(Source records)
◇ ◇ ◇ ◇ ◇

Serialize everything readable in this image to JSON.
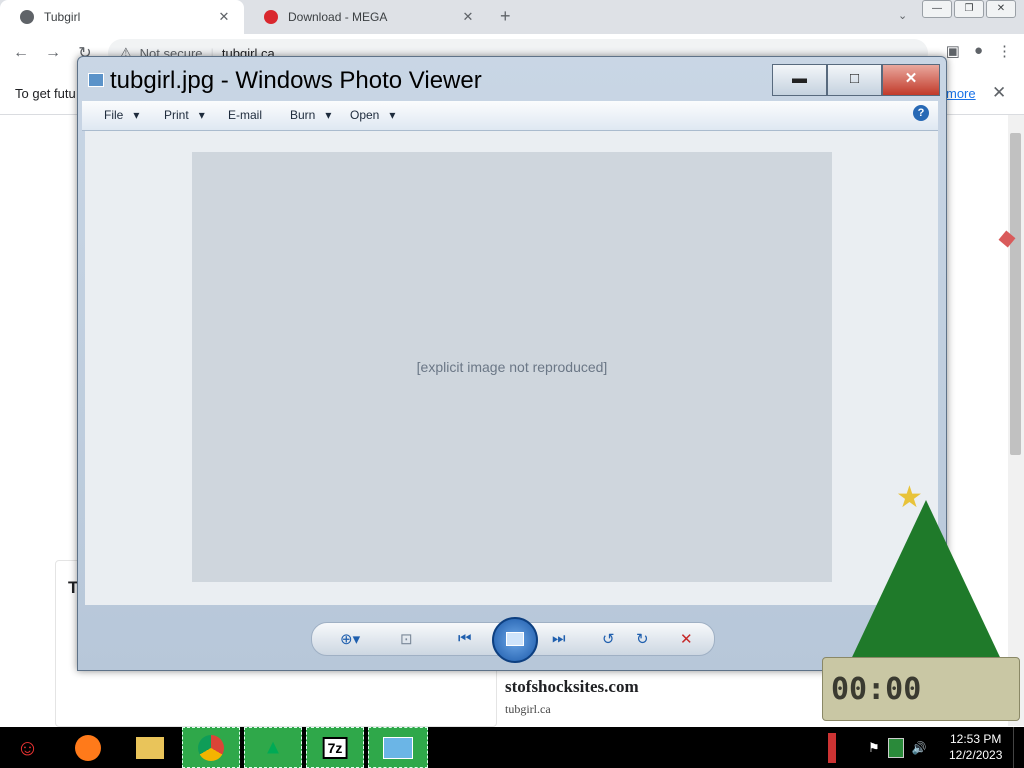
{
  "browser": {
    "tabs": [
      {
        "title": "Tubgirl",
        "active": true
      },
      {
        "title": "Download - MEGA",
        "active": false
      }
    ],
    "security_label": "Not secure",
    "url": "tubgirl.ca",
    "infobar_text": "To get futu",
    "infobar_link": "more"
  },
  "page": {
    "card_title": "T",
    "site_name": "stofshocksites.com",
    "site_url": "tubgirl.ca"
  },
  "photo_viewer": {
    "title": "tubgirl.jpg - Windows Photo Viewer",
    "menu": [
      "File",
      "Print",
      "E-mail",
      "Burn",
      "Open"
    ],
    "menu_has_dropdown": [
      true,
      true,
      false,
      true,
      true
    ],
    "photo_note": "[explicit image not reproduced]"
  },
  "taskbar": {
    "time": "12:53 PM",
    "date": "12/2/2023",
    "seven_zip_label": "7z"
  },
  "colors": {
    "taskbar": "#000000",
    "viewer_frame": "#c9d6e5",
    "close_button": "#c13a2a",
    "link": "#1a73e8"
  }
}
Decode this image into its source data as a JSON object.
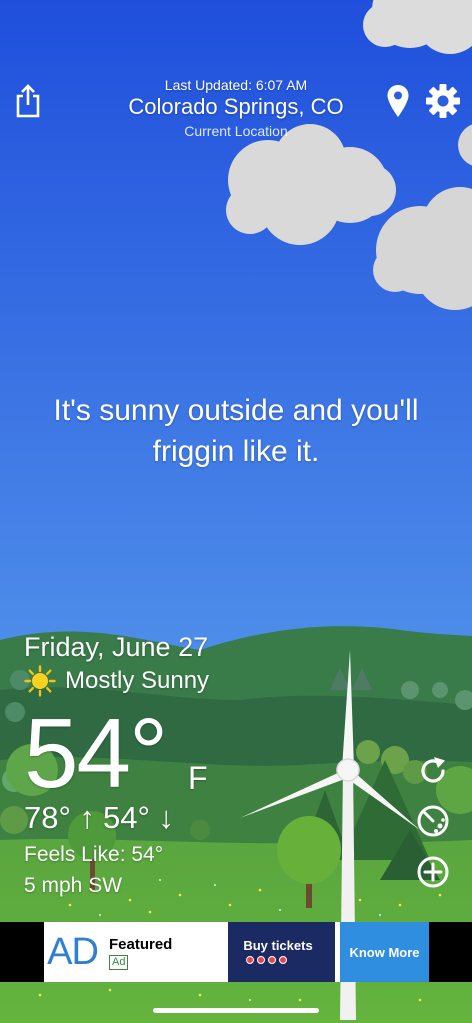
{
  "header": {
    "last_updated": "Last Updated: 6:07 AM",
    "location": "Colorado Springs, CO",
    "location_sub": "Current Location"
  },
  "toolbar": {
    "share_icon": "share-icon",
    "location_icon": "location-pin-icon",
    "settings_icon": "gear-icon"
  },
  "message": "It's sunny outside and you'll friggin like it.",
  "weather": {
    "date": "Friday, June 27",
    "condition": "Mostly Sunny",
    "condition_icon": "sun-icon",
    "temperature": "54°",
    "unit": "F",
    "high": "78° ↑",
    "low": "54° ↓",
    "feels_like": "Feels Like: 54°",
    "wind": "5 mph SW"
  },
  "side_controls": {
    "refresh_icon": "refresh-icon",
    "radar_icon": "radar-icon",
    "add_icon": "add-icon"
  },
  "ad": {
    "mark": "AD",
    "featured": "Featured",
    "label": "Ad",
    "promo": "Buy tickets",
    "cta": "Know More"
  },
  "colors": {
    "sky_top": "#1f4fdc",
    "sky_bottom": "#6aaaf2",
    "grass": "#58a63a",
    "hills": "#2f6a43",
    "ad_cta": "#2f8ee0",
    "ad_promo": "#1b2a63"
  }
}
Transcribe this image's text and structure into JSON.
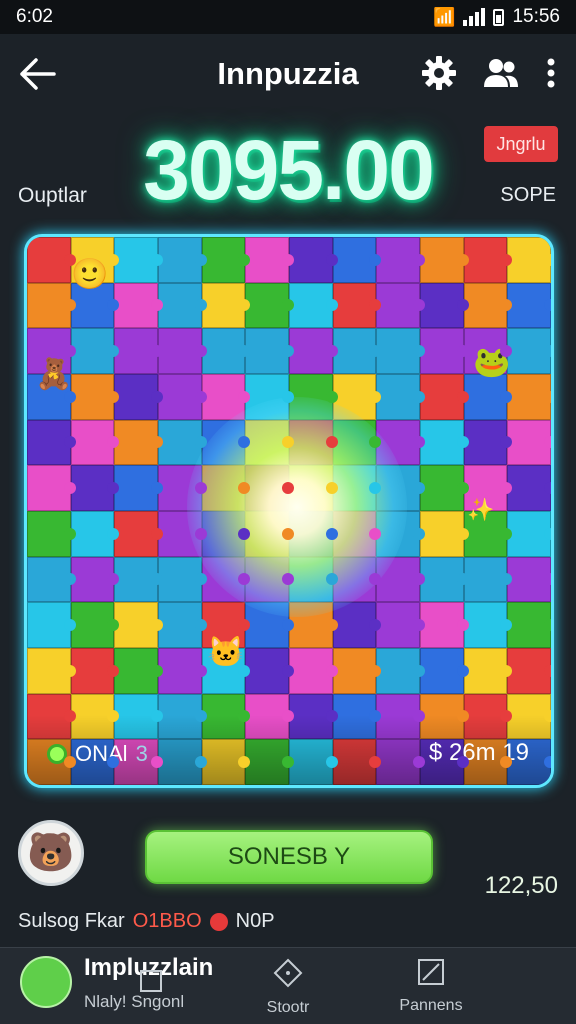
{
  "status_bar": {
    "time": "6:02",
    "right_time": "15:56"
  },
  "app_bar": {
    "title": "Innpuzzia",
    "icons": [
      "back-arrow-icon",
      "gear-icon",
      "people-icon",
      "more-vert-icon"
    ]
  },
  "score": {
    "value": "3095.00",
    "badge": "Jngrlu",
    "left_label": "Ouptlar",
    "right_label": "SOPE"
  },
  "board": {
    "bottom_left_text": "ONAl",
    "bottom_left_suffix": "3",
    "bottom_right_text": "$ 26m 19",
    "colors": [
      "#e63d3d",
      "#2f6fe0",
      "#38b832",
      "#f7d02a",
      "#9b3ad6",
      "#e84fc8",
      "#27c6e8",
      "#f08a24",
      "#5b2fc4",
      "#2aa7d8"
    ]
  },
  "bottom": {
    "cta_label": "SONESB Y",
    "side_value": "122,50",
    "footer_left": "Sulsog Fkar",
    "footer_accent": "O1BBO",
    "footer_right": "N0P"
  },
  "nav": {
    "user_name": "Impluzzlain",
    "user_sub": "Nlaly! Sngonl",
    "items": [
      {
        "label": "",
        "icon": "square-icon"
      },
      {
        "label": "Stootr",
        "icon": "diamond-icon"
      },
      {
        "label": "Pannens",
        "icon": "edit-square-icon"
      }
    ]
  }
}
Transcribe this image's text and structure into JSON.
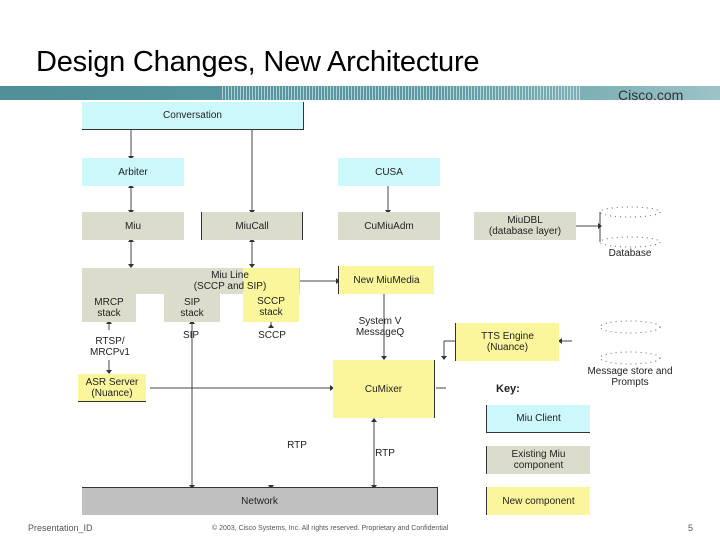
{
  "slide": {
    "title": "Design Changes, New Architecture",
    "brand": "Cisco.com",
    "footer_left": "Presentation_ID",
    "footer_center": "© 2003, Cisco Systems, Inc. All rights reserved. Proprietary and Confidential",
    "page_number": "5"
  },
  "colors": {
    "miu_client": "#ccf8fc",
    "existing_component": "#dcdccc",
    "new_component": "#fbf59c",
    "network": "#c0c0c0",
    "band": "#5b9aa3"
  },
  "components": {
    "conversation": "Conversation",
    "arbiter": "Arbiter",
    "cusa": "CUSA",
    "miu": "Miu",
    "miucall": "MiuCall",
    "cumiuadm": "CuMiuAdm",
    "miudbl_line1": "MiuDBL",
    "miudbl_line2": "(database layer)",
    "database": "Database",
    "miuline_line1": "Miu Line",
    "miuline_line2": "(SCCP and SIP)",
    "mrcp_line1": "MRCP",
    "mrcp_line2": "stack",
    "sip_line1": "SIP",
    "sip_line2": "stack",
    "sccp_line1": "SCCP",
    "sccp_line2": "stack",
    "newmiumedia": "New MiuMedia",
    "tts_line1": "TTS Engine",
    "tts_line2": "(Nuance)",
    "msgstore_line1": "Message store and",
    "msgstore_line2": "Prompts",
    "asr_line1": "ASR Server",
    "asr_line2": "(Nuance)",
    "cumixer": "CuMixer",
    "network": "Network"
  },
  "connections": {
    "rtsp_line1": "RTSP/",
    "rtsp_line2": "MRCPv1",
    "sip": "SIP",
    "sccp": "SCCP",
    "sysv_line1": "System V",
    "sysv_line2": "MessageQ",
    "rtp_left": "RTP",
    "rtp_right": "RTP"
  },
  "key": {
    "title": "Key:",
    "items": [
      {
        "label": "Miu Client"
      },
      {
        "label_line1": "Existing Miu",
        "label_line2": "component"
      },
      {
        "label": "New component"
      }
    ]
  }
}
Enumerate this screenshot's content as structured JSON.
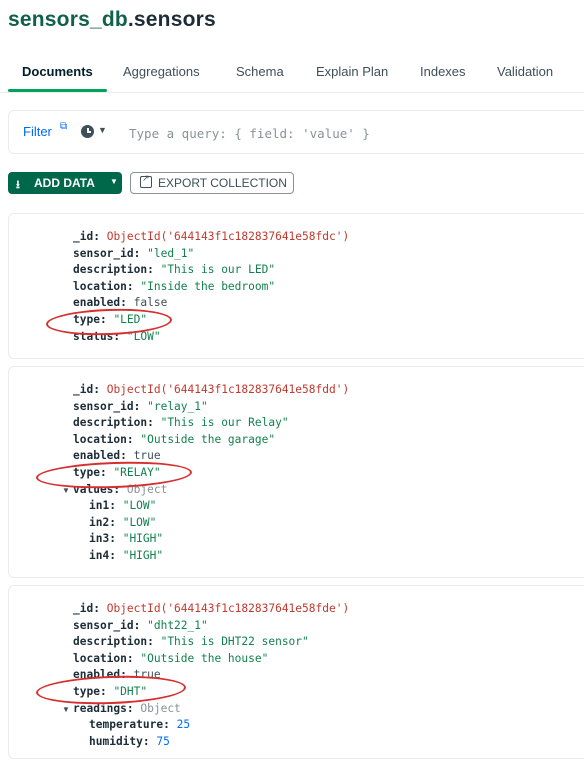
{
  "header": {
    "db": "sensors_db",
    "collection": ".sensors"
  },
  "tabs": [
    {
      "label": "Documents"
    },
    {
      "label": "Aggregations"
    },
    {
      "label": "Schema"
    },
    {
      "label": "Explain Plan"
    },
    {
      "label": "Indexes"
    },
    {
      "label": "Validation"
    }
  ],
  "query": {
    "filter_label": "Filter",
    "placeholder": "Type a query: { field: 'value' }"
  },
  "toolbar": {
    "add_data_label": "ADD DATA",
    "export_label": "EXPORT COLLECTION"
  },
  "documents": [
    {
      "id": "ObjectId('644143f1c182837641e58fdc')",
      "sensor_id": "\"led_1\"",
      "description": "\"This is our LED\"",
      "location": "\"Inside the bedroom\"",
      "enabled": "false",
      "type": "\"LED\"",
      "status": "\"LOW\""
    },
    {
      "id": "ObjectId('644143f1c182837641e58fdd')",
      "sensor_id": "\"relay_1\"",
      "description": "\"This is our Relay\"",
      "location": "\"Outside the garage\"",
      "enabled": "true",
      "type": "\"RELAY\"",
      "values_type": "Object",
      "values": [
        {
          "key": "in1:",
          "val": "\"LOW\""
        },
        {
          "key": "in2:",
          "val": "\"LOW\""
        },
        {
          "key": "in3:",
          "val": "\"HIGH\""
        },
        {
          "key": "in4:",
          "val": "\"HIGH\""
        }
      ]
    },
    {
      "id": "ObjectId('644143f1c182837641e58fde')",
      "sensor_id": "\"dht22_1\"",
      "description": "\"This is DHT22 sensor\"",
      "location": "\"Outside the house\"",
      "enabled": "true",
      "type": "\"DHT\"",
      "readings_type": "Object",
      "readings": [
        {
          "key": "temperature:",
          "val": "25"
        },
        {
          "key": "humidity:",
          "val": "75"
        }
      ]
    }
  ],
  "keys": {
    "id": "_id:",
    "sensor_id": "sensor_id:",
    "description": "description:",
    "location": "location:",
    "enabled": "enabled:",
    "type": "type:",
    "status": "status:",
    "values": "values:",
    "readings": "readings:"
  },
  "colors": {
    "accent": "#00684a",
    "tab_active": "#00a35c",
    "annotation": "#d62f2f"
  }
}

◇ ◇ ◇ ◇ ◇

### TASK STATEMENT
Transcribe every record above exactly as written, leaving out any pictures.

### FULL SOLUTION
Serialize everything readable in this image to JSON.
{
  "browser": {
    "tabs": [
      {
        "title": "Tubgirl",
        "active": true
      },
      {
        "title": "Download - MEGA",
        "active": false
      }
    ],
    "security_label": "Not secure",
    "url": "tubgirl.ca",
    "infobar_text": "To get futu",
    "infobar_link": "more"
  },
  "page": {
    "card_title": "T",
    "site_name": "stofshocksites.com",
    "site_url": "tubgirl.ca"
  },
  "photo_viewer": {
    "title": "tubgirl.jpg - Windows Photo Viewer",
    "menu": [
      "File",
      "Print",
      "E-mail",
      "Burn",
      "Open"
    ],
    "menu_has_dropdown": [
      true,
      true,
      false,
      true,
      true
    ],
    "photo_note": "[explicit image not reproduced]"
  },
  "taskbar": {
    "time": "12:53 PM",
    "date": "12/2/2023",
    "seven_zip_label": "7z"
  },
  "colors": {
    "taskbar": "#000000",
    "viewer_frame": "#c9d6e5",
    "close_button": "#c13a2a",
    "link": "#1a73e8"
  }
}
Decode this image into its source data as a JSON object.
{
  "header": {
    "last_updated": "Last Updated: 6:07 AM",
    "location": "Colorado Springs, CO",
    "location_sub": "Current Location"
  },
  "toolbar": {
    "share_icon": "share-icon",
    "location_icon": "location-pin-icon",
    "settings_icon": "gear-icon"
  },
  "message": "It's sunny outside and you'll friggin like it.",
  "weather": {
    "date": "Friday, June 27",
    "condition": "Mostly Sunny",
    "condition_icon": "sun-icon",
    "temperature": "54°",
    "unit": "F",
    "high": "78° ↑",
    "low": "54° ↓",
    "feels_like": "Feels Like: 54°",
    "wind": "5 mph SW"
  },
  "side_controls": {
    "refresh_icon": "refresh-icon",
    "radar_icon": "radar-icon",
    "add_icon": "add-icon"
  },
  "ad": {
    "mark": "AD",
    "featured": "Featured",
    "label": "Ad",
    "promo": "Buy tickets",
    "cta": "Know More"
  },
  "colors": {
    "sky_top": "#1f4fdc",
    "sky_bottom": "#6aaaf2",
    "grass": "#58a63a",
    "hills": "#2f6a43",
    "ad_cta": "#2f8ee0",
    "ad_promo": "#1b2a63"
  }
}
Transcribe this image's text and structure into JSON.
{
  "status_bar": {
    "time": "6:02",
    "right_time": "15:56"
  },
  "app_bar": {
    "title": "Innpuzzia",
    "icons": [
      "back-arrow-icon",
      "gear-icon",
      "people-icon",
      "more-vert-icon"
    ]
  },
  "score": {
    "value": "3095.00",
    "badge": "Jngrlu",
    "left_label": "Ouptlar",
    "right_label": "SOPE"
  },
  "board": {
    "bottom_left_text": "ONAl",
    "bottom_left_suffix": "3",
    "bottom_right_text": "$ 26m 19",
    "colors": [
      "#e63d3d",
      "#2f6fe0",
      "#38b832",
      "#f7d02a",
      "#9b3ad6",
      "#e84fc8",
      "#27c6e8",
      "#f08a24",
      "#5b2fc4",
      "#2aa7d8"
    ]
  },
  "bottom": {
    "cta_label": "SONESB Y",
    "side_value": "122,50",
    "footer_left": "Sulsog Fkar",
    "footer_accent": "O1BBO",
    "footer_right": "N0P"
  },
  "nav": {
    "user_name": "Impluzzlain",
    "user_sub": "Nlaly! Sngonl",
    "items": [
      {
        "label": "",
        "icon": "square-icon"
      },
      {
        "label": "Stootr",
        "icon": "diamond-icon"
      },
      {
        "label": "Pannens",
        "icon": "edit-square-icon"
      }
    ]
  }
}
Transcribe this image's text and structure into JSON.
{
  "slide": {
    "title": "Design Changes, New Architecture",
    "brand": "Cisco.com",
    "footer_left": "Presentation_ID",
    "footer_center": "© 2003, Cisco Systems, Inc. All rights reserved. Proprietary and Confidential",
    "page_number": "5"
  },
  "colors": {
    "miu_client": "#ccf8fc",
    "existing_component": "#dcdccc",
    "new_component": "#fbf59c",
    "network": "#c0c0c0",
    "band": "#5b9aa3"
  },
  "components": {
    "conversation": "Conversation",
    "arbiter": "Arbiter",
    "cusa": "CUSA",
    "miu": "Miu",
    "miucall": "MiuCall",
    "cumiuadm": "CuMiuAdm",
    "miudbl_line1": "MiuDBL",
    "miudbl_line2": "(database layer)",
    "database": "Database",
    "miuline_line1": "Miu Line",
    "miuline_line2": "(SCCP and SIP)",
    "mrcp_line1": "MRCP",
    "mrcp_line2": "stack",
    "sip_line1": "SIP",
    "sip_line2": "stack",
    "sccp_line1": "SCCP",
    "sccp_line2": "stack",
    "newmiumedia": "New MiuMedia",
    "tts_line1": "TTS Engine",
    "tts_line2": "(Nuance)",
    "msgstore_line1": "Message store and",
    "msgstore_line2": "Prompts",
    "asr_line1": "ASR Server",
    "asr_line2": "(Nuance)",
    "cumixer": "CuMixer",
    "network": "Network"
  },
  "connections": {
    "rtsp_line1": "RTSP/",
    "rtsp_line2": "MRCPv1",
    "sip": "SIP",
    "sccp": "SCCP",
    "sysv_line1": "System V",
    "sysv_line2": "MessageQ",
    "rtp_left": "RTP",
    "rtp_right": "RTP"
  },
  "key": {
    "title": "Key:",
    "items": [
      {
        "label": "Miu Client"
      },
      {
        "label_line1": "Existing Miu",
        "label_line2": "component"
      },
      {
        "label": "New component"
      }
    ]
  }
}
Enumerate this screenshot's content as structured JSON.
{
  "header": {
    "db": "sensors_db",
    "collection": ".sensors"
  },
  "tabs": [
    {
      "label": "Documents"
    },
    {
      "label": "Aggregations"
    },
    {
      "label": "Schema"
    },
    {
      "label": "Explain Plan"
    },
    {
      "label": "Indexes"
    },
    {
      "label": "Validation"
    }
  ],
  "query": {
    "filter_label": "Filter",
    "placeholder": "Type a query: { field: 'value' }"
  },
  "toolbar": {
    "add_data_label": "ADD DATA",
    "export_label": "EXPORT COLLECTION"
  },
  "documents": [
    {
      "id": "ObjectId('644143f1c182837641e58fdc')",
      "sensor_id": "\"led_1\"",
      "description": "\"This is our LED\"",
      "location": "\"Inside the bedroom\"",
      "enabled": "false",
      "type": "\"LED\"",
      "status": "\"LOW\""
    },
    {
      "id": "ObjectId('644143f1c182837641e58fdd')",
      "sensor_id": "\"relay_1\"",
      "description": "\"This is our Relay\"",
      "location": "\"Outside the garage\"",
      "enabled": "true",
      "type": "\"RELAY\"",
      "values_type": "Object",
      "values": [
        {
          "key": "in1:",
          "val": "\"LOW\""
        },
        {
          "key": "in2:",
          "val": "\"LOW\""
        },
        {
          "key": "in3:",
          "val": "\"HIGH\""
        },
        {
          "key": "in4:",
          "val": "\"HIGH\""
        }
      ]
    },
    {
      "id": "ObjectId('644143f1c182837641e58fde')",
      "sensor_id": "\"dht22_1\"",
      "description": "\"This is DHT22 sensor\"",
      "location": "\"Outside the house\"",
      "enabled": "true",
      "type": "\"DHT\"",
      "readings_type": "Object",
      "readings": [
        {
          "key": "temperature:",
          "val": "25"
        },
        {
          "key": "humidity:",
          "val": "75"
        }
      ]
    }
  ],
  "keys": {
    "id": "_id:",
    "sensor_id": "sensor_id:",
    "description": "description:",
    "location": "location:",
    "enabled": "enabled:",
    "type": "type:",
    "status": "status:",
    "values": "values:",
    "readings": "readings:"
  },
  "colors": {
    "accent": "#00684a",
    "tab_active": "#00a35c",
    "annotation": "#d62f2f"
  }
}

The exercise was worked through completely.